[Description of the task]
Copy the data exactly; pictures stay out of the copy.

* begin Recorded information *

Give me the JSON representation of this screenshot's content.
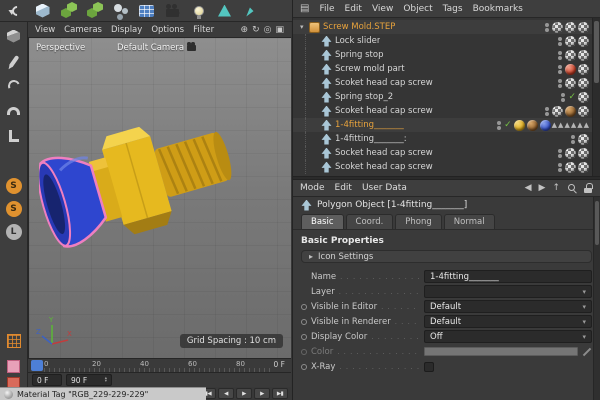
{
  "colors": {
    "accent_orange": "#e8a33d",
    "selection_blue": "#4d7fd6"
  },
  "icons_reference": {
    "top_toolbar": [
      "undo-icon",
      "cube-icon",
      "cubes-stack-icon",
      "instances-icon",
      "spheres-icon",
      "table-icon",
      "camera-icon",
      "light-bulb-icon",
      "triangle-tool-icon",
      "pen-tool-icon"
    ],
    "left_toolbar": [
      "cube-tool-icon",
      "pen-tool-icon",
      "spline-tool-icon",
      "arch-tool-icon",
      "bracket-tool-icon",
      "s-badge-icon",
      "s-badge-icon",
      "l-badge-icon",
      "axis-grid-icon",
      "plane-icon",
      "uv-plane-icon"
    ]
  },
  "left_toolbar": {
    "badges": [
      "S",
      "S",
      "L"
    ]
  },
  "viewport": {
    "menu": [
      "View",
      "Cameras",
      "Display",
      "Options",
      "Filter"
    ],
    "corner_icons": [
      {
        "name": "pan-view-icon",
        "glyph": "⊕"
      },
      {
        "name": "orbit-view-icon",
        "glyph": "↻"
      },
      {
        "name": "zoom-view-icon",
        "glyph": "◎"
      },
      {
        "name": "maximize-view-icon",
        "glyph": "▣"
      }
    ],
    "perspective_label": "Perspective",
    "camera_label": "Default Camera",
    "grid_spacing_label": "Grid Spacing : 10 cm",
    "axis": {
      "x": "X",
      "y": "Y",
      "z": "Z"
    }
  },
  "timeline": {
    "ticks": [
      "0",
      "20",
      "40",
      "60",
      "80"
    ],
    "ruler_current_label": "0 F",
    "start_field": "0 F",
    "end_field": "90 F",
    "transport": [
      {
        "name": "goto-start-button",
        "glyph": "▮◀"
      },
      {
        "name": "prev-frame-button",
        "glyph": "◀"
      },
      {
        "name": "play-button",
        "glyph": "▶"
      },
      {
        "name": "next-frame-button",
        "glyph": "▶"
      },
      {
        "name": "goto-end-button",
        "glyph": "▶▮"
      }
    ]
  },
  "object_manager": {
    "menu": [
      "File",
      "Edit",
      "View",
      "Object",
      "Tags",
      "Bookmarks"
    ],
    "burger_glyph": "▤",
    "expander_glyph": "▾",
    "check_glyph": "✓",
    "selection_tag_glyph": "▲",
    "items": [
      {
        "label": "Screw Mold.STEP",
        "indent": 0,
        "color": "orange",
        "icon": "step-file-icon",
        "materials": [
          "checker",
          "checker",
          "checker"
        ]
      },
      {
        "label": "Lock slider",
        "indent": 1,
        "materials": [
          "checker",
          "checker"
        ]
      },
      {
        "label": "Spring stop",
        "indent": 1,
        "materials": [
          "checker",
          "checker"
        ]
      },
      {
        "label": "Screw mold part",
        "indent": 1,
        "materials": [
          "red",
          "checker"
        ]
      },
      {
        "label": "Scoket head cap screw",
        "indent": 1,
        "materials": [
          "checker",
          "checker"
        ]
      },
      {
        "label": "Spring stop_2",
        "indent": 1,
        "check": true,
        "materials": [
          "checker"
        ]
      },
      {
        "label": "Scoket head cap screw",
        "indent": 1,
        "materials": [
          "checker",
          "brown",
          "checker"
        ]
      },
      {
        "label": "1-4fitting_______",
        "indent": 1,
        "color": "orange",
        "check": true,
        "materials": [
          "gold",
          "brown",
          "blue"
        ],
        "triangles": 6
      },
      {
        "label": "1-4fitting_______:",
        "indent": 1,
        "materials": [
          "checker"
        ]
      },
      {
        "label": "Socket head cap screw",
        "indent": 1,
        "materials": [
          "checker",
          "checker"
        ]
      },
      {
        "label": "Scoket head cap screw",
        "indent": 1,
        "materials": [
          "checker",
          "checker"
        ]
      }
    ]
  },
  "attributes": {
    "menu": [
      "Mode",
      "Edit",
      "User Data"
    ],
    "menu_icons": [
      {
        "name": "back-icon",
        "glyph": "◀"
      },
      {
        "name": "forward-icon",
        "glyph": "▶"
      },
      {
        "name": "up-icon",
        "glyph": "↑"
      },
      {
        "name": "search-icon",
        "glyph": ""
      },
      {
        "name": "lock-icon",
        "glyph": ""
      }
    ],
    "title": "Polygon Object [1-4fitting_______]",
    "tabs": [
      {
        "label": "Basic",
        "active": true
      },
      {
        "label": "Coord.",
        "active": false
      },
      {
        "label": "Phong",
        "active": false
      },
      {
        "label": "Normal",
        "active": false
      }
    ],
    "section_title": "Basic Properties",
    "group_label": "Icon Settings",
    "expand_glyph": "▸",
    "dd_arrow": "▾",
    "fields": {
      "name": {
        "label": "Name",
        "value": "1-4fitting_______"
      },
      "layer": {
        "label": "Layer",
        "value": ""
      },
      "visible_editor": {
        "label": "Visible in Editor",
        "value": "Default"
      },
      "visible_renderer": {
        "label": "Visible in Renderer",
        "value": "Default"
      },
      "display_color": {
        "label": "Display Color",
        "value": "Off"
      },
      "color": {
        "label": "Color",
        "value": ""
      },
      "xray": {
        "label": "X-Ray",
        "checked": false
      }
    }
  },
  "status_bar": {
    "text": "Material Tag \"RGB_229-229-229\""
  }
}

* end Recorded information *

[Complete answer]
Give me the JSON representation of this screenshot's content.
{
  "colors": {
    "accent_orange": "#e8a33d",
    "selection_blue": "#4d7fd6"
  },
  "icons_reference": {
    "top_toolbar": [
      "undo-icon",
      "cube-icon",
      "cubes-stack-icon",
      "instances-icon",
      "spheres-icon",
      "table-icon",
      "camera-icon",
      "light-bulb-icon",
      "triangle-tool-icon",
      "pen-tool-icon"
    ],
    "left_toolbar": [
      "cube-tool-icon",
      "pen-tool-icon",
      "spline-tool-icon",
      "arch-tool-icon",
      "bracket-tool-icon",
      "s-badge-icon",
      "s-badge-icon",
      "l-badge-icon",
      "axis-grid-icon",
      "plane-icon",
      "uv-plane-icon"
    ]
  },
  "left_toolbar": {
    "badges": [
      "S",
      "S",
      "L"
    ]
  },
  "viewport": {
    "menu": [
      "View",
      "Cameras",
      "Display",
      "Options",
      "Filter"
    ],
    "corner_icons": [
      {
        "name": "pan-view-icon",
        "glyph": "⊕"
      },
      {
        "name": "orbit-view-icon",
        "glyph": "↻"
      },
      {
        "name": "zoom-view-icon",
        "glyph": "◎"
      },
      {
        "name": "maximize-view-icon",
        "glyph": "▣"
      }
    ],
    "perspective_label": "Perspective",
    "camera_label": "Default Camera",
    "grid_spacing_label": "Grid Spacing : 10 cm",
    "axis": {
      "x": "X",
      "y": "Y",
      "z": "Z"
    }
  },
  "timeline": {
    "ticks": [
      "0",
      "20",
      "40",
      "60",
      "80"
    ],
    "ruler_current_label": "0 F",
    "start_field": "0 F",
    "end_field": "90 F",
    "transport": [
      {
        "name": "goto-start-button",
        "glyph": "▮◀"
      },
      {
        "name": "prev-frame-button",
        "glyph": "◀"
      },
      {
        "name": "play-button",
        "glyph": "▶"
      },
      {
        "name": "next-frame-button",
        "glyph": "▶"
      },
      {
        "name": "goto-end-button",
        "glyph": "▶▮"
      }
    ]
  },
  "object_manager": {
    "menu": [
      "File",
      "Edit",
      "View",
      "Object",
      "Tags",
      "Bookmarks"
    ],
    "burger_glyph": "▤",
    "expander_glyph": "▾",
    "check_glyph": "✓",
    "selection_tag_glyph": "▲",
    "items": [
      {
        "label": "Screw Mold.STEP",
        "indent": 0,
        "color": "orange",
        "icon": "step-file-icon",
        "materials": [
          "checker",
          "checker",
          "checker"
        ]
      },
      {
        "label": "Lock slider",
        "indent": 1,
        "materials": [
          "checker",
          "checker"
        ]
      },
      {
        "label": "Spring stop",
        "indent": 1,
        "materials": [
          "checker",
          "checker"
        ]
      },
      {
        "label": "Screw mold part",
        "indent": 1,
        "materials": [
          "red",
          "checker"
        ]
      },
      {
        "label": "Scoket head cap screw",
        "indent": 1,
        "materials": [
          "checker",
          "checker"
        ]
      },
      {
        "label": "Spring stop_2",
        "indent": 1,
        "check": true,
        "materials": [
          "checker"
        ]
      },
      {
        "label": "Scoket head cap screw",
        "indent": 1,
        "materials": [
          "checker",
          "brown",
          "checker"
        ]
      },
      {
        "label": "1-4fitting_______",
        "indent": 1,
        "color": "orange",
        "check": true,
        "materials": [
          "gold",
          "brown",
          "blue"
        ],
        "triangles": 6
      },
      {
        "label": "1-4fitting_______:",
        "indent": 1,
        "materials": [
          "checker"
        ]
      },
      {
        "label": "Socket head cap screw",
        "indent": 1,
        "materials": [
          "checker",
          "checker"
        ]
      },
      {
        "label": "Scoket head cap screw",
        "indent": 1,
        "materials": [
          "checker",
          "checker"
        ]
      }
    ]
  },
  "attributes": {
    "menu": [
      "Mode",
      "Edit",
      "User Data"
    ],
    "menu_icons": [
      {
        "name": "back-icon",
        "glyph": "◀"
      },
      {
        "name": "forward-icon",
        "glyph": "▶"
      },
      {
        "name": "up-icon",
        "glyph": "↑"
      },
      {
        "name": "search-icon",
        "glyph": ""
      },
      {
        "name": "lock-icon",
        "glyph": ""
      }
    ],
    "title": "Polygon Object [1-4fitting_______]",
    "tabs": [
      {
        "label": "Basic",
        "active": true
      },
      {
        "label": "Coord.",
        "active": false
      },
      {
        "label": "Phong",
        "active": false
      },
      {
        "label": "Normal",
        "active": false
      }
    ],
    "section_title": "Basic Properties",
    "group_label": "Icon Settings",
    "expand_glyph": "▸",
    "dd_arrow": "▾",
    "fields": {
      "name": {
        "label": "Name",
        "value": "1-4fitting_______"
      },
      "layer": {
        "label": "Layer",
        "value": ""
      },
      "visible_editor": {
        "label": "Visible in Editor",
        "value": "Default"
      },
      "visible_renderer": {
        "label": "Visible in Renderer",
        "value": "Default"
      },
      "display_color": {
        "label": "Display Color",
        "value": "Off"
      },
      "color": {
        "label": "Color",
        "value": ""
      },
      "xray": {
        "label": "X-Ray",
        "checked": false
      }
    }
  },
  "status_bar": {
    "text": "Material Tag \"RGB_229-229-229\""
  }
}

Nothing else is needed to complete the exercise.